• [WORK TO BE COMPLETED]:
Output all of the entries below precisely as written.

DATA FOR THE TASK start

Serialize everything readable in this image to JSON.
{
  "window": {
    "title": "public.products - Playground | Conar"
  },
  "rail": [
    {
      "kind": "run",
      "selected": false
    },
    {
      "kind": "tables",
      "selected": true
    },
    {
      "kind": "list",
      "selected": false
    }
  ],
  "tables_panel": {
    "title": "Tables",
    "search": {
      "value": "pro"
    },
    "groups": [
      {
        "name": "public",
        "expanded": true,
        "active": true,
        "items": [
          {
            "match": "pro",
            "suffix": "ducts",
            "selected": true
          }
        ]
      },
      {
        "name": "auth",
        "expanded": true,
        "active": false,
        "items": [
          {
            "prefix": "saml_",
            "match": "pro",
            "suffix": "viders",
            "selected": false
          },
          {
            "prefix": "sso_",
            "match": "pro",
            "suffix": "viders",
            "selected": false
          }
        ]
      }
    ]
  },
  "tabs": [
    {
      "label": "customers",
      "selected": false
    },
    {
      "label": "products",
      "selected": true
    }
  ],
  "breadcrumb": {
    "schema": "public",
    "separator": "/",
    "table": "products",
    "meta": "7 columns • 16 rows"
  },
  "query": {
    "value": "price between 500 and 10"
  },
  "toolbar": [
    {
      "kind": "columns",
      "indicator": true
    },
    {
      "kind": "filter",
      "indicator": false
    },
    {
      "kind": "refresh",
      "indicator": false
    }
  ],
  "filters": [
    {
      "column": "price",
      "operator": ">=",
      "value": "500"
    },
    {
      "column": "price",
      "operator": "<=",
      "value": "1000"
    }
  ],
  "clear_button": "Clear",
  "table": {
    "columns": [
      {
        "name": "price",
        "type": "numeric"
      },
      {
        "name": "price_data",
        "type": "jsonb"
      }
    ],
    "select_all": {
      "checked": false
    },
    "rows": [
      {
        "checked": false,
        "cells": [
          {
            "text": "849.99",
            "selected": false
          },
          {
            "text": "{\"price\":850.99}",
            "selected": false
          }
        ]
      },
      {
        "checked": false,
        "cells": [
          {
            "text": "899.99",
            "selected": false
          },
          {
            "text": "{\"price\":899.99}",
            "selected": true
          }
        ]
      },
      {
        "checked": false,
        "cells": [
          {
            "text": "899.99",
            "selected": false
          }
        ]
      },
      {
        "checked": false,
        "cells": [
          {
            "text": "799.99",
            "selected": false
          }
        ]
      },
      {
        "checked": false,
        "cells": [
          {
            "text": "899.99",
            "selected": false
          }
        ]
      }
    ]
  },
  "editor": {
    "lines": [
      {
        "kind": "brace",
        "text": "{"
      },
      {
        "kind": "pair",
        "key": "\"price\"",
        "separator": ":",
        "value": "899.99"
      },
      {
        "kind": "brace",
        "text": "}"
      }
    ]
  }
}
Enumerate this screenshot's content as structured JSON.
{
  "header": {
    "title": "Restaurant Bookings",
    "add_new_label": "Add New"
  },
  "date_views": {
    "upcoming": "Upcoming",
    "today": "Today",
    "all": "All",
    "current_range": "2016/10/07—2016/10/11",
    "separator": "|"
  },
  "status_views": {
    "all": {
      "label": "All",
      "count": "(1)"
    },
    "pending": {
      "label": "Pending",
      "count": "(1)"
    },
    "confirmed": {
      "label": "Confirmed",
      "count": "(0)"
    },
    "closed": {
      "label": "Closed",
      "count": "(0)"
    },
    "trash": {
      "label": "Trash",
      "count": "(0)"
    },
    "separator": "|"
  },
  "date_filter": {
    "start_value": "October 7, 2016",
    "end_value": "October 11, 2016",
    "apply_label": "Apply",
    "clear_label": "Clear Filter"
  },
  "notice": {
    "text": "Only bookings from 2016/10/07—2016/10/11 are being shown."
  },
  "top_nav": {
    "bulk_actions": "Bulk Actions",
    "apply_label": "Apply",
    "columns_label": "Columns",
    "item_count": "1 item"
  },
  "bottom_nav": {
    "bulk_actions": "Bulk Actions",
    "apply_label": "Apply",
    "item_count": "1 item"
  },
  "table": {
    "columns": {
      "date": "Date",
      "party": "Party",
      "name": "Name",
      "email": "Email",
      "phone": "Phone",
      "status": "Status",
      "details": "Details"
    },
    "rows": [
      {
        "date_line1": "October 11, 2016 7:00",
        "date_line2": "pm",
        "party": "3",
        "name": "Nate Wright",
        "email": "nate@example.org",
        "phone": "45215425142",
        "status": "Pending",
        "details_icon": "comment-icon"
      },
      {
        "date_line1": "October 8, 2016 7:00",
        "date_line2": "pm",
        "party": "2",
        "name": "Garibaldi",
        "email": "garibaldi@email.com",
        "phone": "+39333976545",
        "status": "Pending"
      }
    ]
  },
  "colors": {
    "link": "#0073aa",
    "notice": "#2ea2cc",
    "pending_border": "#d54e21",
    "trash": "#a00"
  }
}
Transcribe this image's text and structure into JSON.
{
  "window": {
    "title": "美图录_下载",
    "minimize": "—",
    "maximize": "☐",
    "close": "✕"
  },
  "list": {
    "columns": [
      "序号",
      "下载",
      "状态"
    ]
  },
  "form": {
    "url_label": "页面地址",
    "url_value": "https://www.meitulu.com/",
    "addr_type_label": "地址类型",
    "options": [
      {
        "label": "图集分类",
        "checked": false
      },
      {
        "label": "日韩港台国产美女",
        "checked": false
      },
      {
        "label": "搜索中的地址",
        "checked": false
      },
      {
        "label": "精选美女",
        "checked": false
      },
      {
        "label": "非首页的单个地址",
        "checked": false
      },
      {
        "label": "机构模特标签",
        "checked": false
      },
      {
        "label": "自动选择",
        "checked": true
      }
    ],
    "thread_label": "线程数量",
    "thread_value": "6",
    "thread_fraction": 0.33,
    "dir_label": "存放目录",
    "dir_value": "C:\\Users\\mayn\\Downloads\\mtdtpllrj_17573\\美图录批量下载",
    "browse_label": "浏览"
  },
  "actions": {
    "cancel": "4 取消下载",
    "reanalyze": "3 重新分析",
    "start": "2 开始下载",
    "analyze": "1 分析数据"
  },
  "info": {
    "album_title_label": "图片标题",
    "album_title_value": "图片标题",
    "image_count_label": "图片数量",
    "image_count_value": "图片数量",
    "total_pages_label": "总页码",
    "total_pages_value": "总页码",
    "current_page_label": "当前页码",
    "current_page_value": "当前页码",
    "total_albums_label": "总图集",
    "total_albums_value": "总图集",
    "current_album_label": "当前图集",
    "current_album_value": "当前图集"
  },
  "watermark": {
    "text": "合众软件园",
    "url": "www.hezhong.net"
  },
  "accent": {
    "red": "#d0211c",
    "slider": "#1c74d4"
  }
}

DATA FOR THE TASK end

• [RESULT OF THIS TASK]:
Serialize everything readable in this image to JSON.
{
  "window": {
    "title": "public.products - Playground | Conar"
  },
  "rail": [
    {
      "kind": "run",
      "selected": false
    },
    {
      "kind": "tables",
      "selected": true
    },
    {
      "kind": "list",
      "selected": false
    }
  ],
  "tables_panel": {
    "title": "Tables",
    "search": {
      "value": "pro"
    },
    "groups": [
      {
        "name": "public",
        "expanded": true,
        "active": true,
        "items": [
          {
            "match": "pro",
            "suffix": "ducts",
            "selected": true
          }
        ]
      },
      {
        "name": "auth",
        "expanded": true,
        "active": false,
        "items": [
          {
            "prefix": "saml_",
            "match": "pro",
            "suffix": "viders",
            "selected": false
          },
          {
            "prefix": "sso_",
            "match": "pro",
            "suffix": "viders",
            "selected": false
          }
        ]
      }
    ]
  },
  "tabs": [
    {
      "label": "customers",
      "selected": false
    },
    {
      "label": "products",
      "selected": true
    }
  ],
  "breadcrumb": {
    "schema": "public",
    "separator": "/",
    "table": "products",
    "meta": "7 columns • 16 rows"
  },
  "query": {
    "value": "price between 500 and 10"
  },
  "toolbar": [
    {
      "kind": "columns",
      "indicator": true
    },
    {
      "kind": "filter",
      "indicator": false
    },
    {
      "kind": "refresh",
      "indicator": false
    }
  ],
  "filters": [
    {
      "column": "price",
      "operator": ">=",
      "value": "500"
    },
    {
      "column": "price",
      "operator": "<=",
      "value": "1000"
    }
  ],
  "clear_button": "Clear",
  "table": {
    "columns": [
      {
        "name": "price",
        "type": "numeric"
      },
      {
        "name": "price_data",
        "type": "jsonb"
      }
    ],
    "select_all": {
      "checked": false
    },
    "rows": [
      {
        "checked": false,
        "cells": [
          {
            "text": "849.99",
            "selected": false
          },
          {
            "text": "{\"price\":850.99}",
            "selected": false
          }
        ]
      },
      {
        "checked": false,
        "cells": [
          {
            "text": "899.99",
            "selected": false
          },
          {
            "text": "{\"price\":899.99}",
            "selected": true
          }
        ]
      },
      {
        "checked": false,
        "cells": [
          {
            "text": "899.99",
            "selected": false
          }
        ]
      },
      {
        "checked": false,
        "cells": [
          {
            "text": "799.99",
            "selected": false
          }
        ]
      },
      {
        "checked": false,
        "cells": [
          {
            "text": "899.99",
            "selected": false
          }
        ]
      }
    ]
  },
  "editor": {
    "lines": [
      {
        "kind": "brace",
        "text": "{"
      },
      {
        "kind": "pair",
        "key": "\"price\"",
        "separator": ":",
        "value": "899.99"
      },
      {
        "kind": "brace",
        "text": "}"
      }
    ]
  }
}
Enumerate this screenshot's content as structured JSON.
{
  "header": {
    "title": "Restaurant Bookings",
    "add_new_label": "Add New"
  },
  "date_views": {
    "upcoming": "Upcoming",
    "today": "Today",
    "all": "All",
    "current_range": "2016/10/07—2016/10/11",
    "separator": "|"
  },
  "status_views": {
    "all": {
      "label": "All",
      "count": "(1)"
    },
    "pending": {
      "label": "Pending",
      "count": "(1)"
    },
    "confirmed": {
      "label": "Confirmed",
      "count": "(0)"
    },
    "closed": {
      "label": "Closed",
      "count": "(0)"
    },
    "trash": {
      "label": "Trash",
      "count": "(0)"
    },
    "separator": "|"
  },
  "date_filter": {
    "start_value": "October 7, 2016",
    "end_value": "October 11, 2016",
    "apply_label": "Apply",
    "clear_label": "Clear Filter"
  },
  "notice": {
    "text": "Only bookings from 2016/10/07—2016/10/11 are being shown."
  },
  "top_nav": {
    "bulk_actions": "Bulk Actions",
    "apply_label": "Apply",
    "columns_label": "Columns",
    "item_count": "1 item"
  },
  "bottom_nav": {
    "bulk_actions": "Bulk Actions",
    "apply_label": "Apply",
    "item_count": "1 item"
  },
  "table": {
    "columns": {
      "date": "Date",
      "party": "Party",
      "name": "Name",
      "email": "Email",
      "phone": "Phone",
      "status": "Status",
      "details": "Details"
    },
    "rows": [
      {
        "date_line1": "October 11, 2016 7:00",
        "date_line2": "pm",
        "party": "3",
        "name": "Nate Wright",
        "email": "nate@example.org",
        "phone": "45215425142",
        "status": "Pending",
        "details_icon": "comment-icon"
      },
      {
        "date_line1": "October 8, 2016 7:00",
        "date_line2": "pm",
        "party": "2",
        "name": "Garibaldi",
        "email": "garibaldi@email.com",
        "phone": "+39333976545",
        "status": "Pending"
      }
    ]
  },
  "colors": {
    "link": "#0073aa",
    "notice": "#2ea2cc",
    "pending_border": "#d54e21",
    "trash": "#a00"
  }
}
Transcribe this image's text and structure into JSON.
{
  "window": {
    "title": "美图录_下载",
    "minimize": "—",
    "maximize": "☐",
    "close": "✕"
  },
  "list": {
    "columns": [
      "序号",
      "下载",
      "状态"
    ]
  },
  "form": {
    "url_label": "页面地址",
    "url_value": "https://www.meitulu.com/",
    "addr_type_label": "地址类型",
    "options": [
      {
        "label": "图集分类",
        "checked": false
      },
      {
        "label": "日韩港台国产美女",
        "checked": false
      },
      {
        "label": "搜索中的地址",
        "checked": false
      },
      {
        "label": "精选美女",
        "checked": false
      },
      {
        "label": "非首页的单个地址",
        "checked": false
      },
      {
        "label": "机构模特标签",
        "checked": false
      },
      {
        "label": "自动选择",
        "checked": true
      }
    ],
    "thread_label": "线程数量",
    "thread_value": "6",
    "thread_fraction": 0.33,
    "dir_label": "存放目录",
    "dir_value": "C:\\Users\\mayn\\Downloads\\mtdtpllrj_17573\\美图录批量下载",
    "browse_label": "浏览"
  },
  "actions": {
    "cancel": "4 取消下载",
    "reanalyze": "3 重新分析",
    "start": "2 开始下载",
    "analyze": "1 分析数据"
  },
  "info": {
    "album_title_label": "图片标题",
    "album_title_value": "图片标题",
    "image_count_label": "图片数量",
    "image_count_value": "图片数量",
    "total_pages_label": "总页码",
    "total_pages_value": "总页码",
    "current_page_label": "当前页码",
    "current_page_value": "当前页码",
    "total_albums_label": "总图集",
    "total_albums_value": "总图集",
    "current_album_label": "当前图集",
    "current_album_value": "当前图集"
  },
  "watermark": {
    "text": "合众软件园",
    "url": "www.hezhong.net"
  },
  "accent": {
    "red": "#d0211c",
    "slider": "#1c74d4"
  }
}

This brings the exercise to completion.